*THE PROBLEM*
Seek out every line containing the word "this", and copy each.

*INPUT*
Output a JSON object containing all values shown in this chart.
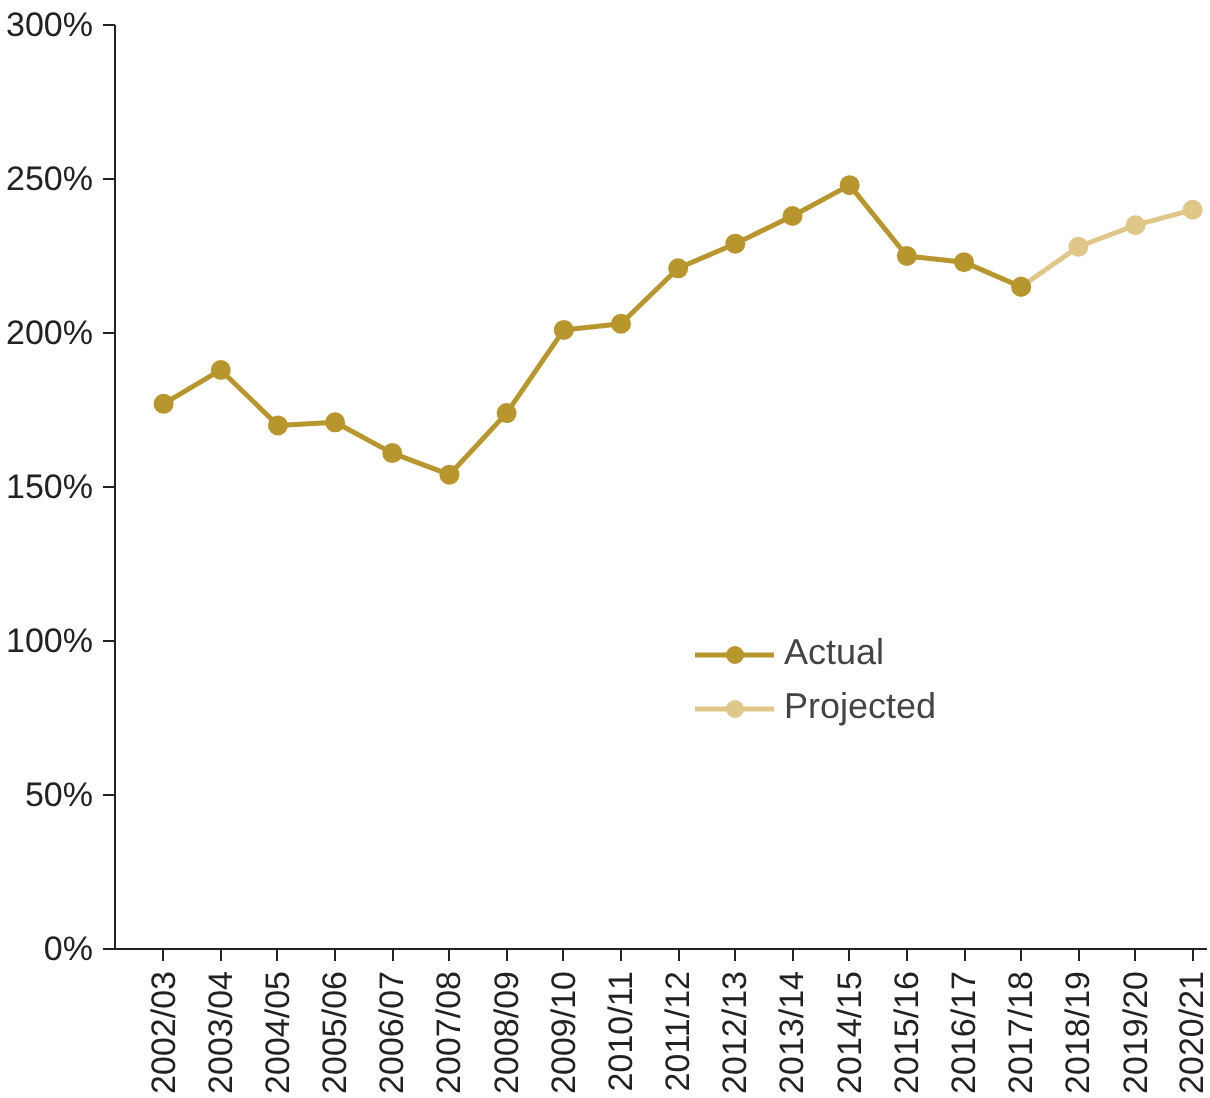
{
  "chart_data": {
    "type": "line",
    "categories": [
      "2002/03",
      "2003/04",
      "2004/05",
      "2005/06",
      "2006/07",
      "2007/08",
      "2008/09",
      "2009/10",
      "2010/11",
      "2011/12",
      "2012/13",
      "2013/14",
      "2014/15",
      "2015/16",
      "2016/17",
      "2017/18",
      "2018/19",
      "2019/20",
      "2020/21"
    ],
    "series": [
      {
        "name": "Actual",
        "color": "#b8962e",
        "values": [
          177,
          188,
          170,
          171,
          161,
          154,
          174,
          201,
          203,
          221,
          229,
          238,
          248,
          225,
          223,
          215,
          null,
          null,
          null
        ]
      },
      {
        "name": "Projected",
        "color": "#dfc78a",
        "values": [
          null,
          null,
          null,
          null,
          null,
          null,
          null,
          null,
          null,
          null,
          null,
          null,
          null,
          null,
          null,
          215,
          228,
          235,
          240
        ]
      }
    ],
    "ylim": [
      0,
      300
    ],
    "yticks": [
      {
        "value": 0,
        "label": "0%"
      },
      {
        "value": 50,
        "label": "50%"
      },
      {
        "value": 100,
        "label": "100%"
      },
      {
        "value": 150,
        "label": "150%"
      },
      {
        "value": 200,
        "label": "200%"
      },
      {
        "value": 250,
        "label": "250%"
      },
      {
        "value": 300,
        "label": "300%"
      }
    ],
    "grid": false,
    "legend": "right",
    "marker": "circle",
    "line_style": "solid"
  }
}
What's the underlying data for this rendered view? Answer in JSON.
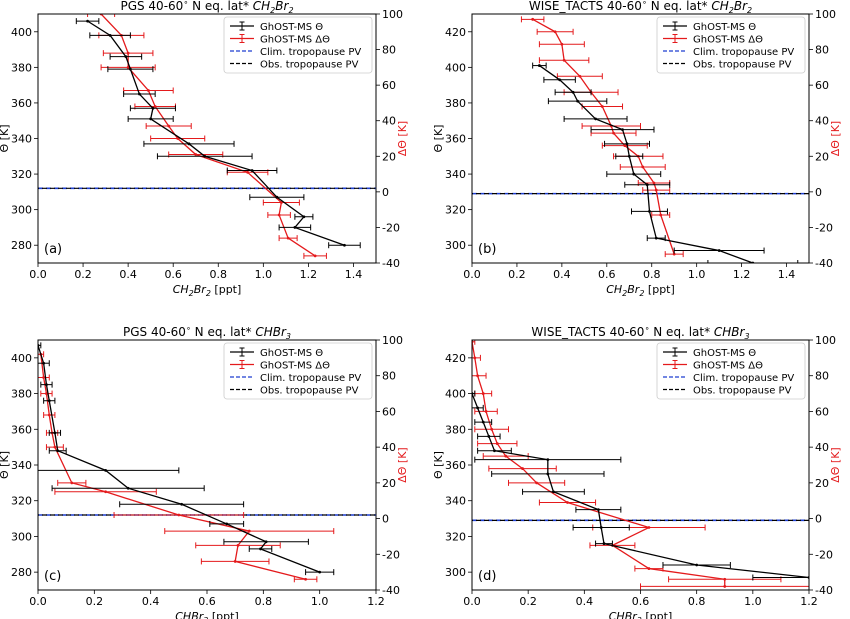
{
  "figure": {
    "background": "#ffffff",
    "colors": {
      "ghost_theta": "#000000",
      "ghost_dtheta": "#e41a1c",
      "clim_tropopause": "#1f3fd1",
      "obs_tropopause": "#000000",
      "axis": "#000000",
      "right_axis_label": "#e41a1c"
    }
  },
  "chart_data": [
    {
      "id": "a",
      "type": "line",
      "title_prefix": "PGS 40-60",
      "title_suffix": "N eq. lat*",
      "species_main": "CH",
      "species_sub1": "2",
      "species_mid": "Br",
      "species_sub2": "2",
      "panel_label": "(a)",
      "xlabel_unit": "[ppt]",
      "ylabel": "Θ [K]",
      "ylabel_right": "ΔΘ [K]",
      "xlim": [
        0,
        1.5
      ],
      "xticks": [
        0.0,
        0.2,
        0.4,
        0.6,
        0.8,
        1.0,
        1.2,
        1.4
      ],
      "ylim": [
        270,
        410
      ],
      "yticks": [
        280,
        300,
        320,
        340,
        360,
        380,
        400
      ],
      "y2lim": [
        -40,
        100
      ],
      "y2ticks": [
        -40,
        -20,
        0,
        20,
        40,
        60,
        80,
        100
      ],
      "tropopause_theta": 312,
      "legend": {
        "loc": "upper right",
        "entries": [
          "GhOST-MS Θ",
          "GhOST-MS ΔΘ",
          "Clim. tropopause PV",
          "Obs. tropopause PV"
        ]
      },
      "series": [
        {
          "name": "GhOST-MS Θ",
          "color": "#000000",
          "x": [
            0.22,
            0.32,
            0.39,
            0.41,
            0.45,
            0.51,
            0.5,
            0.67,
            0.74,
            0.95,
            1.06,
            1.18,
            1.14,
            1.36
          ],
          "y": [
            406,
            398,
            386,
            379,
            365,
            357,
            351,
            337,
            330,
            322,
            307,
            296,
            290,
            280
          ],
          "xerr": [
            0.05,
            0.09,
            0.07,
            0.1,
            0.07,
            0.1,
            0.1,
            0.2,
            0.21,
            0.11,
            0.12,
            0.04,
            0.07,
            0.07
          ]
        },
        {
          "name": "GhOST-MS ΔΘ",
          "color": "#e41a1c",
          "x": [
            0.28,
            0.37,
            0.4,
            0.4,
            0.49,
            0.52,
            0.58,
            0.62,
            0.7,
            0.93,
            1.08,
            1.07,
            1.11,
            1.23
          ],
          "y": [
            100,
            88,
            78,
            70,
            57,
            48,
            37,
            30,
            21,
            11,
            -6,
            -13,
            -26,
            -36
          ],
          "xerr": [
            0.06,
            0.1,
            0.11,
            0.12,
            0.11,
            0.09,
            0.1,
            0.12,
            0.12,
            0.09,
            0.08,
            0.05,
            0.04,
            0.05
          ]
        }
      ]
    },
    {
      "id": "b",
      "type": "line",
      "title_prefix": "WISE_TACTS 40-60",
      "title_suffix": "N eq. lat*",
      "species_main": "CH",
      "species_sub1": "2",
      "species_mid": "Br",
      "species_sub2": "2",
      "panel_label": "(b)",
      "xlabel_unit": "[ppt]",
      "ylabel": "Θ [K]",
      "ylabel_right": "ΔΘ [K]",
      "xlim": [
        0,
        1.5
      ],
      "xticks": [
        0.0,
        0.2,
        0.4,
        0.6,
        0.8,
        1.0,
        1.2,
        1.4
      ],
      "ylim": [
        290,
        430
      ],
      "yticks": [
        300,
        320,
        340,
        360,
        380,
        400,
        420
      ],
      "y2lim": [
        -40,
        100
      ],
      "y2ticks": [
        -40,
        -20,
        0,
        20,
        40,
        60,
        80,
        100
      ],
      "tropopause_theta": 329,
      "legend": {
        "loc": "upper right",
        "entries": [
          "GhOST-MS Θ",
          "GhOST-MS ΔΘ",
          "Clim. tropopause PV",
          "Obs. tropopause PV"
        ]
      },
      "series": [
        {
          "name": "GhOST-MS Θ",
          "color": "#000000",
          "x": [
            0.3,
            0.39,
            0.45,
            0.47,
            0.55,
            0.67,
            0.69,
            0.7,
            0.72,
            0.78,
            0.79,
            0.82,
            1.1,
            1.25
          ],
          "y": [
            401,
            393,
            386,
            381,
            371,
            365,
            357,
            350,
            340,
            334,
            319,
            304,
            297,
            290
          ],
          "xerr": [
            0.03,
            0.07,
            0.08,
            0.13,
            0.14,
            0.14,
            0.1,
            0.06,
            0.12,
            0.1,
            0.08,
            0.04,
            0.2,
            0.2
          ]
        },
        {
          "name": "GhOST-MS ΔΘ",
          "color": "#e41a1c",
          "x": [
            0.27,
            0.37,
            0.4,
            0.41,
            0.48,
            0.53,
            0.58,
            0.62,
            0.63,
            0.68,
            0.74,
            0.76,
            0.81,
            0.82,
            0.84,
            0.9
          ],
          "y": [
            97,
            90,
            83,
            74,
            65,
            56,
            48,
            37,
            33,
            26,
            20,
            14,
            5,
            1,
            -13,
            -35
          ],
          "xerr": [
            0.05,
            0.08,
            0.1,
            0.11,
            0.1,
            0.12,
            0.09,
            0.13,
            0.1,
            0.1,
            0.11,
            0.1,
            0.07,
            0.06,
            0.04,
            0.04
          ]
        }
      ]
    },
    {
      "id": "c",
      "type": "line",
      "title_prefix": "PGS 40-60",
      "title_suffix": "N eq. lat*",
      "species_main": "CHBr",
      "species_sub1": "3",
      "species_mid": "",
      "species_sub2": "",
      "panel_label": "(c)",
      "xlabel_unit": "[ppt]",
      "ylabel": "Θ [K]",
      "ylabel_right": "ΔΘ [K]",
      "xlim": [
        0,
        1.2
      ],
      "xticks": [
        0.0,
        0.2,
        0.4,
        0.6,
        0.8,
        1.0,
        1.2
      ],
      "ylim": [
        270,
        410
      ],
      "yticks": [
        280,
        300,
        320,
        340,
        360,
        380,
        400
      ],
      "y2lim": [
        -40,
        100
      ],
      "y2ticks": [
        -40,
        -20,
        0,
        20,
        40,
        60,
        80,
        100
      ],
      "tropopause_theta": 312,
      "legend": {
        "loc": "upper right",
        "entries": [
          "GhOST-MS Θ",
          "GhOST-MS ΔΘ",
          "Clim. tropopause PV",
          "Obs. tropopause PV"
        ]
      },
      "series": [
        {
          "name": "GhOST-MS Θ",
          "color": "#000000",
          "x": [
            0.0,
            0.02,
            0.03,
            0.04,
            0.06,
            0.07,
            0.24,
            0.32,
            0.51,
            0.67,
            0.81,
            0.79,
            1.0
          ],
          "y": [
            407,
            397,
            385,
            376,
            358,
            348,
            337,
            327,
            318,
            307,
            297,
            293,
            280
          ],
          "xerr": [
            0.01,
            0.02,
            0.02,
            0.02,
            0.02,
            0.03,
            0.26,
            0.27,
            0.22,
            0.06,
            0.15,
            0.04,
            0.05
          ]
        },
        {
          "name": "GhOST-MS ΔΘ",
          "color": "#e41a1c",
          "x": [
            0.01,
            0.02,
            0.03,
            0.04,
            0.05,
            0.06,
            0.12,
            0.24,
            0.5,
            0.75,
            0.71,
            0.7,
            0.95
          ],
          "y": [
            92,
            79,
            70,
            58,
            48,
            40,
            20,
            15,
            2,
            -7,
            -15,
            -24,
            -34
          ],
          "xerr": [
            0.01,
            0.02,
            0.02,
            0.02,
            0.02,
            0.03,
            0.05,
            0.18,
            0.23,
            0.3,
            0.15,
            0.12,
            0.04
          ]
        }
      ]
    },
    {
      "id": "d",
      "type": "line",
      "title_prefix": "WISE_TACTS 40-60",
      "title_suffix": "N eq. lat*",
      "species_main": "CHBr",
      "species_sub1": "3",
      "species_mid": "",
      "species_sub2": "",
      "panel_label": "(d)",
      "xlabel_unit": "[ppt]",
      "ylabel": "Θ [K]",
      "ylabel_right": "ΔΘ [K]",
      "xlim": [
        0,
        1.2
      ],
      "xticks": [
        0.0,
        0.2,
        0.4,
        0.6,
        0.8,
        1.0,
        1.2
      ],
      "ylim": [
        290,
        430
      ],
      "yticks": [
        300,
        320,
        340,
        360,
        380,
        400,
        420
      ],
      "y2lim": [
        -40,
        100
      ],
      "y2ticks": [
        -40,
        -20,
        0,
        20,
        40,
        60,
        80,
        100
      ],
      "tropopause_theta": 329,
      "legend": {
        "loc": "upper right",
        "entries": [
          "GhOST-MS Θ",
          "GhOST-MS ΔΘ",
          "Clim. tropopause PV",
          "Obs. tropopause PV"
        ]
      },
      "series": [
        {
          "name": "GhOST-MS Θ",
          "color": "#000000",
          "x": [
            0.0,
            0.02,
            0.04,
            0.06,
            0.08,
            0.27,
            0.27,
            0.29,
            0.45,
            0.46,
            0.47,
            0.8,
            1.2
          ],
          "y": [
            400,
            392,
            384,
            376,
            368,
            363,
            355,
            345,
            335,
            325,
            316,
            304,
            297
          ],
          "xerr": [
            0.01,
            0.02,
            0.03,
            0.04,
            0.06,
            0.26,
            0.2,
            0.11,
            0.08,
            0.1,
            0.03,
            0.12,
            0.2
          ]
        },
        {
          "name": "GhOST-MS ΔΘ",
          "color": "#e41a1c",
          "x": [
            0.0,
            0.01,
            0.02,
            0.04,
            0.05,
            0.07,
            0.09,
            0.12,
            0.18,
            0.23,
            0.34,
            0.63,
            0.5,
            0.63,
            0.9,
            0.9
          ],
          "y": [
            99,
            90,
            80,
            70,
            60,
            50,
            42,
            35,
            28,
            20,
            9,
            -5,
            -15,
            -28,
            -34,
            -38
          ],
          "xerr": [
            0.01,
            0.02,
            0.03,
            0.03,
            0.04,
            0.06,
            0.07,
            0.08,
            0.12,
            0.1,
            0.1,
            0.2,
            0.08,
            0.05,
            0.2,
            0.3
          ]
        }
      ]
    }
  ]
}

*FULL OUTPUT*
Output a JSON object containing all values shown in this chart.
What's the underlying data for this rendered view? Answer in JSON.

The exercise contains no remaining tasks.